▶ [Task details]: Scan the data below for the string "Schierling". Show every line where it turns up.

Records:

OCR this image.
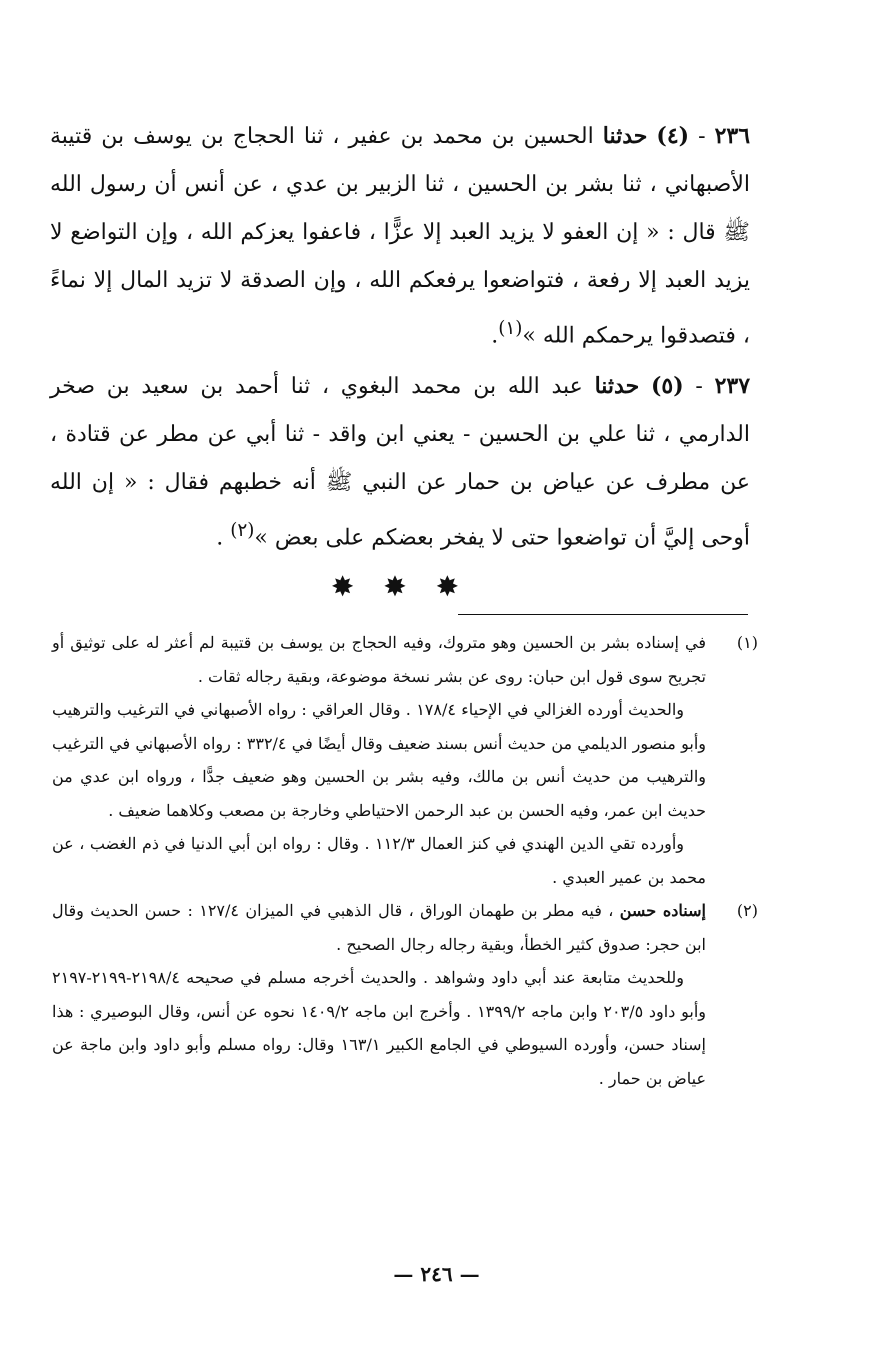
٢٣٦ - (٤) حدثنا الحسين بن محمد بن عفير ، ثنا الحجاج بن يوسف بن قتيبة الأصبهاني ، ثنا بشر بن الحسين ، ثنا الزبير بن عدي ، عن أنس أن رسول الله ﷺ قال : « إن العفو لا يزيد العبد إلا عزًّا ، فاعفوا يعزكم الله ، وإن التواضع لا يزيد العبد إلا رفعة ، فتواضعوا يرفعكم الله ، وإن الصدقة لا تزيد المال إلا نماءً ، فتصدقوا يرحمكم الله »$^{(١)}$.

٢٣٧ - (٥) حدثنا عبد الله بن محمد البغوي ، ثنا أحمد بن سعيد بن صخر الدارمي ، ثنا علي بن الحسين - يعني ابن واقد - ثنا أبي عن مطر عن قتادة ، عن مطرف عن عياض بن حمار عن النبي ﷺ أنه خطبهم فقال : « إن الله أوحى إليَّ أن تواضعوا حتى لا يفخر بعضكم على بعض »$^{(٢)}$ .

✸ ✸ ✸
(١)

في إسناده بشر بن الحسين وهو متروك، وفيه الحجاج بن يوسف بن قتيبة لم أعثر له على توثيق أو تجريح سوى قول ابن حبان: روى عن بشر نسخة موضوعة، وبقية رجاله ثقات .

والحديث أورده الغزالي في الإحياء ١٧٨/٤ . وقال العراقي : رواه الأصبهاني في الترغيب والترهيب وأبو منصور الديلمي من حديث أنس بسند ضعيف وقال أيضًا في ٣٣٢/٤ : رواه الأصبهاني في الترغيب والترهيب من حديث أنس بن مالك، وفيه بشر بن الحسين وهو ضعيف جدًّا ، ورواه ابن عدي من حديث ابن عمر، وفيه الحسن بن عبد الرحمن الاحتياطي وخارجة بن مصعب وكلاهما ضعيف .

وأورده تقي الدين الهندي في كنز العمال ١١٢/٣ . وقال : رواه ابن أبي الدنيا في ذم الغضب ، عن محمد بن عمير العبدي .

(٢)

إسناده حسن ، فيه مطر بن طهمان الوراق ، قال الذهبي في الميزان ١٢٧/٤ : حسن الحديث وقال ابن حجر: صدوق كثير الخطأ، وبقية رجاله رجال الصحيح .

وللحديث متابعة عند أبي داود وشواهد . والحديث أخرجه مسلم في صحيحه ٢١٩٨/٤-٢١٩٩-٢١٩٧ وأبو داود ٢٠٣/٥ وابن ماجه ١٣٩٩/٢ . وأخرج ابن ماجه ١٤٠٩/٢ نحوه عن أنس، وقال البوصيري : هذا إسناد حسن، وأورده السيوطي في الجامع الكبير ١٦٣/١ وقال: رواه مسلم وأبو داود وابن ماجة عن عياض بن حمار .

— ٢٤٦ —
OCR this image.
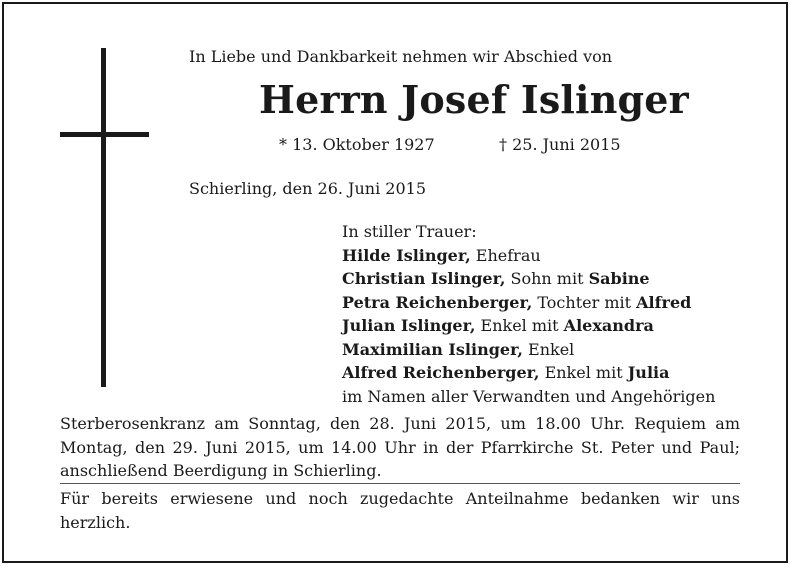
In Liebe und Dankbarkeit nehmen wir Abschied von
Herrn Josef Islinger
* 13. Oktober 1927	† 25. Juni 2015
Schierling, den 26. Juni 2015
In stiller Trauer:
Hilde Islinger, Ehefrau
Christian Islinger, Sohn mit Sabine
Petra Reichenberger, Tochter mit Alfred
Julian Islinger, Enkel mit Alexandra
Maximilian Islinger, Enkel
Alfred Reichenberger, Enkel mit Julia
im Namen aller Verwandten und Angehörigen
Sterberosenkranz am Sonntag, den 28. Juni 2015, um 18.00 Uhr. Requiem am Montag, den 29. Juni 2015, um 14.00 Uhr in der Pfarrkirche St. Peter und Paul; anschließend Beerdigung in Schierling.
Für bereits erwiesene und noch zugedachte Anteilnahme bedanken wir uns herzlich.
---
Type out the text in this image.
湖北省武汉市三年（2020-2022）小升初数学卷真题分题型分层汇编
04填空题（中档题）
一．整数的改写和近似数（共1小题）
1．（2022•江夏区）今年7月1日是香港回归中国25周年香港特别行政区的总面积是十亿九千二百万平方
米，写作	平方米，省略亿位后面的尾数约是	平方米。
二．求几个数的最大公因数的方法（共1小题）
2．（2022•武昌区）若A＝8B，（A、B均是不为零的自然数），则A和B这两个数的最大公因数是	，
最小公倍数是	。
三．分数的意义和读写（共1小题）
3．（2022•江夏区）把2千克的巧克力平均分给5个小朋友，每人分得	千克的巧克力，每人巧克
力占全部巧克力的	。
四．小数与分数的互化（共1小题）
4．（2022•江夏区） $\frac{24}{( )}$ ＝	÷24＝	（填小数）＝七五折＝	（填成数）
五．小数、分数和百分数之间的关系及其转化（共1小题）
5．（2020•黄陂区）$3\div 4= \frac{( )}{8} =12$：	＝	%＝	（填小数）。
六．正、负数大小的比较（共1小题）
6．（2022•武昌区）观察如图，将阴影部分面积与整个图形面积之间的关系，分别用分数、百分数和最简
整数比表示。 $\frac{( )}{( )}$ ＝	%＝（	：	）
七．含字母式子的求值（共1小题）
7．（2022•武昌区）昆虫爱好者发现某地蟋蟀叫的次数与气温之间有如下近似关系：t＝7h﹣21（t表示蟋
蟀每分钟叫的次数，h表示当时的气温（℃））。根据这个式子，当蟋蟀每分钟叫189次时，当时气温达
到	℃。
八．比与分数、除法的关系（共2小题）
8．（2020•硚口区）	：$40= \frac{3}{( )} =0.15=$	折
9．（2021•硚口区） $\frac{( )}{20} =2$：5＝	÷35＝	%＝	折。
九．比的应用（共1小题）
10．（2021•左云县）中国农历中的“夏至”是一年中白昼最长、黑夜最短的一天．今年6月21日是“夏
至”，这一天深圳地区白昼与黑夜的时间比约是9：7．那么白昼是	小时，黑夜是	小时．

▶ [Reply to the task]:
Schierling, den 26. Juni 2015
Sterberosenkranz am Sonntag, den 28. Juni 2015, um 18.00 Uhr. Requiem am Montag, den 29. Juni 2015, um 14.00 Uhr in der Pfarrkirche St. Peter und Paul; anschließend Beerdigung in Schierling.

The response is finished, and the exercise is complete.